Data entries
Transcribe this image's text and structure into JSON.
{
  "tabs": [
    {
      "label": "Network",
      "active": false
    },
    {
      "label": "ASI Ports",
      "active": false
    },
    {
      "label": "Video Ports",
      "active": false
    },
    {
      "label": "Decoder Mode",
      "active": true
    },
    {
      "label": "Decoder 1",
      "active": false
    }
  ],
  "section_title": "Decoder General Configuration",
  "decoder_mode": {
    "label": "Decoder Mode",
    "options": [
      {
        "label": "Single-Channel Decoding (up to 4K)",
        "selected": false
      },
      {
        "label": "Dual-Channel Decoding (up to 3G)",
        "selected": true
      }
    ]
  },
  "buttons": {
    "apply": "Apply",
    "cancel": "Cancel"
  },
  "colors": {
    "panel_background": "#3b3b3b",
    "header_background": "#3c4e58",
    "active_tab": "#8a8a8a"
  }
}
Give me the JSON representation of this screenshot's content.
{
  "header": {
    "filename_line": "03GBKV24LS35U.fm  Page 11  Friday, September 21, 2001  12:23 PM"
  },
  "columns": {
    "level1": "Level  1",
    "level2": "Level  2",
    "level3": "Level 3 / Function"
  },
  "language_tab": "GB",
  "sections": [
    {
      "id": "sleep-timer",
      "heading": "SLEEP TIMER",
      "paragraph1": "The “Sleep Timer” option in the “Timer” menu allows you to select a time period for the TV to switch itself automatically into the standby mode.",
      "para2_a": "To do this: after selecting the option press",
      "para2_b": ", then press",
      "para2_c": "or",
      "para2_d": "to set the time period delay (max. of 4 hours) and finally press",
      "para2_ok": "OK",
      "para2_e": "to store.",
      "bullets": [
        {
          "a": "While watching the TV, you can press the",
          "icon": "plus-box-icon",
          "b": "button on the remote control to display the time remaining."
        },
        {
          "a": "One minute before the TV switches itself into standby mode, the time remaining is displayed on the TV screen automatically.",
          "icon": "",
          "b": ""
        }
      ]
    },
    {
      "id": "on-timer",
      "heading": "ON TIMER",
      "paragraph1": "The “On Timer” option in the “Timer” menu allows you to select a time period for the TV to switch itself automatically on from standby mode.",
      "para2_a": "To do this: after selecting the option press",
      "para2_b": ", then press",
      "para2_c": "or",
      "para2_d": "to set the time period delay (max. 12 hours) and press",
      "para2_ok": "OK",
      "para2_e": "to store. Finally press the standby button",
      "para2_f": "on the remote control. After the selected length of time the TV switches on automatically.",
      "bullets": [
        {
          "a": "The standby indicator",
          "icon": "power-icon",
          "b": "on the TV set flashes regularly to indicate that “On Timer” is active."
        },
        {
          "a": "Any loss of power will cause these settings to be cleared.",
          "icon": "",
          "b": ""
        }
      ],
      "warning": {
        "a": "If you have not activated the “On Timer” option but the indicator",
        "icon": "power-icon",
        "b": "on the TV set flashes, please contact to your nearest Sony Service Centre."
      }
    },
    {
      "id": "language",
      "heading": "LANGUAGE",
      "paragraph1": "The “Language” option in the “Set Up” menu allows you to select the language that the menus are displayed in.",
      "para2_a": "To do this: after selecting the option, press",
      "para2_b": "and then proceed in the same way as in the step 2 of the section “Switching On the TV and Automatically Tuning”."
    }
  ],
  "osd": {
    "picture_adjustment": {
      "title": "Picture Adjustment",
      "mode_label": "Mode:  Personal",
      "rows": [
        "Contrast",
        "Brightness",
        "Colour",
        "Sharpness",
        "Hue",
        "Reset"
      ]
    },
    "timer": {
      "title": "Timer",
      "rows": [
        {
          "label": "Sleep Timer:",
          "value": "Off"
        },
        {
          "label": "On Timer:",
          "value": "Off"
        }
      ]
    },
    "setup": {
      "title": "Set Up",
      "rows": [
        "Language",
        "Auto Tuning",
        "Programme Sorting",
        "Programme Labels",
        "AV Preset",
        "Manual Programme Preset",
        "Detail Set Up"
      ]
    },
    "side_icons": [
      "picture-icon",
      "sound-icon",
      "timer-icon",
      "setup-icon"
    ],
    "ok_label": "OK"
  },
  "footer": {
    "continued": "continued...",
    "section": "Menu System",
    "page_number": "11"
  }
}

--

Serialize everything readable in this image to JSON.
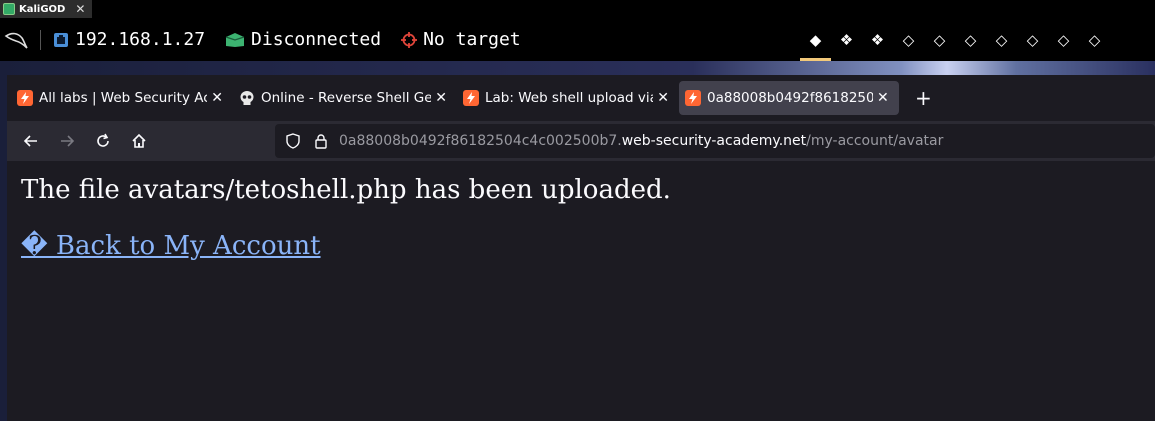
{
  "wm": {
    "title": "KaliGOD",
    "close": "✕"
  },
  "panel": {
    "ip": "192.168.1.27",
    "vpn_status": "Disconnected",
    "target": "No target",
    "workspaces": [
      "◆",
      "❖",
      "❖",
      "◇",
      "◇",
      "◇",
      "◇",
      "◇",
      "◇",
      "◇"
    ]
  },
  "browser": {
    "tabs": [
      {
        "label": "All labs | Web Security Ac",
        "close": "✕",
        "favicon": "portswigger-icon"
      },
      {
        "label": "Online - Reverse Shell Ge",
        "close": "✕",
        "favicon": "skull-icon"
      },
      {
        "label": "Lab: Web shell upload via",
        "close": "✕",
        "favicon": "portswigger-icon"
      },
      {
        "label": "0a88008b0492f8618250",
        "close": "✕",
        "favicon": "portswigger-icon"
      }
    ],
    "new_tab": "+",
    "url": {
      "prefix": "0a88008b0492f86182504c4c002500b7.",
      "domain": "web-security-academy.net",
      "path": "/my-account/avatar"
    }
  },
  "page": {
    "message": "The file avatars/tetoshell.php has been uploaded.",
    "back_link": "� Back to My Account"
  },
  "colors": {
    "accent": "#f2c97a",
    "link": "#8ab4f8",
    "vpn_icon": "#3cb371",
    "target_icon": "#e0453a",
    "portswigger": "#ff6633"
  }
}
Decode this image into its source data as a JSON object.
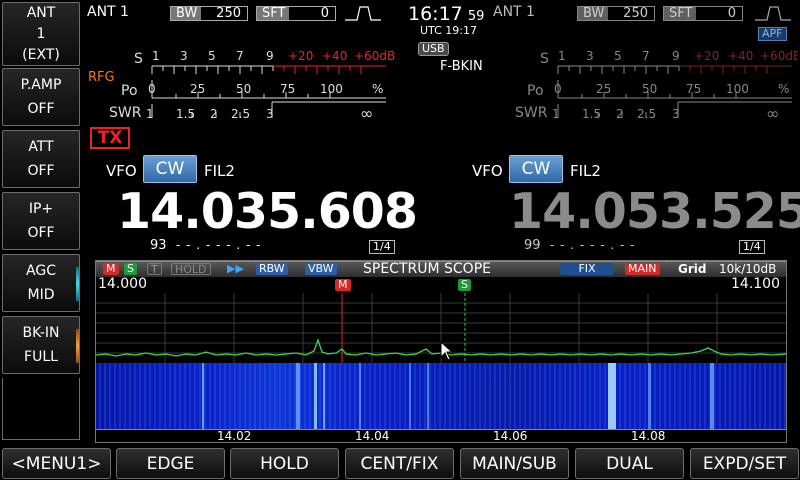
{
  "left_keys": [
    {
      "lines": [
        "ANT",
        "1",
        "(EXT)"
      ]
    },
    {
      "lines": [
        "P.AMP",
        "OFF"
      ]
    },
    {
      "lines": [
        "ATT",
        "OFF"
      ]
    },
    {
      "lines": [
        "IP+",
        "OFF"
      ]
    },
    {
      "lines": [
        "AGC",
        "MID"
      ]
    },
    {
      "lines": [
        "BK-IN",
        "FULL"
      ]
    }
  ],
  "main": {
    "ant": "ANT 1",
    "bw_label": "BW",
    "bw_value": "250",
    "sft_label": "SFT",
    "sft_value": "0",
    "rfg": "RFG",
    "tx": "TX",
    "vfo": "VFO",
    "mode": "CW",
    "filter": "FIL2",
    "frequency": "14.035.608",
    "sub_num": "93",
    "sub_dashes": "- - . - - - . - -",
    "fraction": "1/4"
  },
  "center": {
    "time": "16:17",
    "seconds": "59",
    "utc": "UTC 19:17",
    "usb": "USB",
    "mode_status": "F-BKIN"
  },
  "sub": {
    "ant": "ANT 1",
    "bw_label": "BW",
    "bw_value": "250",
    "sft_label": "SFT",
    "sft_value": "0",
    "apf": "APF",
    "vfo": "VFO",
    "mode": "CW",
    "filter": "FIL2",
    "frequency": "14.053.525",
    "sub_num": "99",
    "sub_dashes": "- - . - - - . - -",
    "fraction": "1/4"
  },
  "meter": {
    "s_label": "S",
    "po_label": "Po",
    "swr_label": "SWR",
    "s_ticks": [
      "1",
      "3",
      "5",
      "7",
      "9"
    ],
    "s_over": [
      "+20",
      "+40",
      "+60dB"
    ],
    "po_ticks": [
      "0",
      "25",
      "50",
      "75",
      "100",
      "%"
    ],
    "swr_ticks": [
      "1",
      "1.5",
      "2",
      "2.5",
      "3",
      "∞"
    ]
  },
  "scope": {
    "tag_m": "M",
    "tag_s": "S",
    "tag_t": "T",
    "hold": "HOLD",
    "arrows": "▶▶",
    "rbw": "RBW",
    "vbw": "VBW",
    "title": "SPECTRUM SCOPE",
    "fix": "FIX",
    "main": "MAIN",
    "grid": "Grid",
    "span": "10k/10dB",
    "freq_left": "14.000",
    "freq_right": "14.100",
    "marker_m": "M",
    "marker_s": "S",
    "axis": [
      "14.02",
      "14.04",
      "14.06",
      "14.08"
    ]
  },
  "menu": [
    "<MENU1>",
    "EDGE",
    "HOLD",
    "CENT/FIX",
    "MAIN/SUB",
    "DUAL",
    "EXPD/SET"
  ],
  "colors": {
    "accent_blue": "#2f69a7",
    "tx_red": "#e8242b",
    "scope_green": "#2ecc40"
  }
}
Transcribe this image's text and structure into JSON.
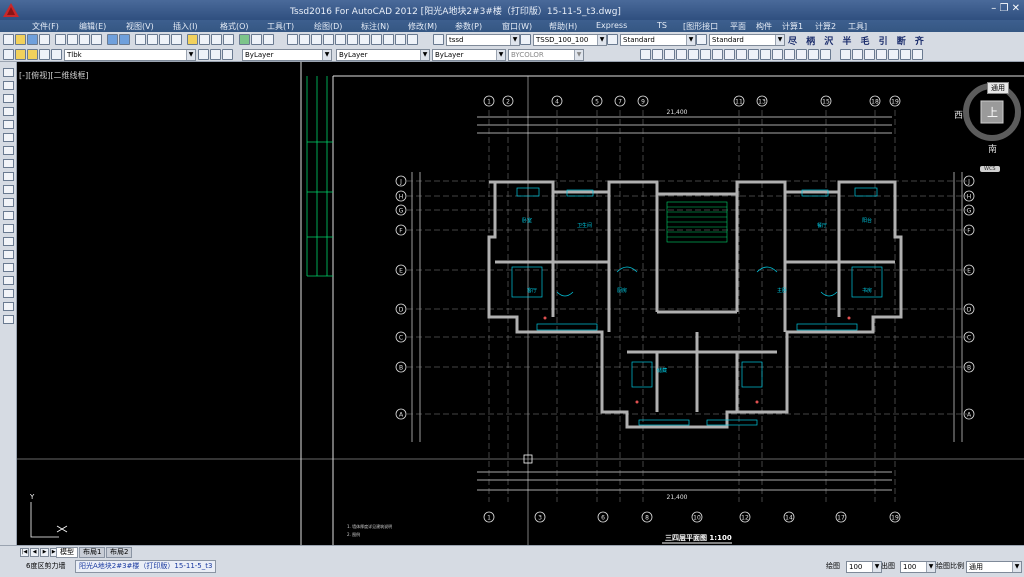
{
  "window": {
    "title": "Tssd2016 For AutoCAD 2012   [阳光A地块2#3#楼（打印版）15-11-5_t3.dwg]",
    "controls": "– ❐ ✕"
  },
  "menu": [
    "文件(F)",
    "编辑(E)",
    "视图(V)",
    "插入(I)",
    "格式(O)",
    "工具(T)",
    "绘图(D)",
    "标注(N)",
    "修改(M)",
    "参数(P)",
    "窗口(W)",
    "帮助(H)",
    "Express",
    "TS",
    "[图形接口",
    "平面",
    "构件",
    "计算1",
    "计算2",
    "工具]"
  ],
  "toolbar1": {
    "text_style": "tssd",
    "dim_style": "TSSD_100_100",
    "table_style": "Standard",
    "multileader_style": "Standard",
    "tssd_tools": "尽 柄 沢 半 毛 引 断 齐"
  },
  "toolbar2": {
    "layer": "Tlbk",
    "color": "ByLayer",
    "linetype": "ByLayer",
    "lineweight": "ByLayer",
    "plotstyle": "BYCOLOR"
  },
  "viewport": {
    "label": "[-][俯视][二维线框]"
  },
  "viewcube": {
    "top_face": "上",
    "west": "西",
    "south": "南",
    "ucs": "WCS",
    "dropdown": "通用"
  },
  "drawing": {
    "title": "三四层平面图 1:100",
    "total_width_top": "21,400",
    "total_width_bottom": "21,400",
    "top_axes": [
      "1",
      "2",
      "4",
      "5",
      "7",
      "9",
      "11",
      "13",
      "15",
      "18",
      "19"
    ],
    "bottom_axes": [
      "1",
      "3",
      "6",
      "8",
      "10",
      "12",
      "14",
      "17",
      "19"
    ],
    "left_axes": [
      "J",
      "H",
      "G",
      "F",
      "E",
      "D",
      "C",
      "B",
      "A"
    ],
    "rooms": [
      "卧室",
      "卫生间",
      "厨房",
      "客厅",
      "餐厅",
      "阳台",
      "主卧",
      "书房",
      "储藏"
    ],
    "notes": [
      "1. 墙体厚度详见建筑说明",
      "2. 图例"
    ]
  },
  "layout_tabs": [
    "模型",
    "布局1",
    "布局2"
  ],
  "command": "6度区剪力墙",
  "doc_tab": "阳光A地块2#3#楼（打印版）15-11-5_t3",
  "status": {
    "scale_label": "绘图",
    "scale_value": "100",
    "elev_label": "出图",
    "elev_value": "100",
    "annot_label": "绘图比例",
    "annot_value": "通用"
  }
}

### Exercise brief
Copy each line of the records that contains the word "allows".

### Response to this exercise
      "paragraph1": "The “Sleep Timer” option in the “Timer” menu allows you to select a time period for the TV to switch itself automatically into the standby mode.",
      "paragraph1": "The “On Timer” option in the “Timer” menu allows you to select a time period for the TV to switch itself automatically on from standby mode.",
      "paragraph1": "The “Language” option in the “Set Up” menu allows you to select the language that the menus are displayed in.",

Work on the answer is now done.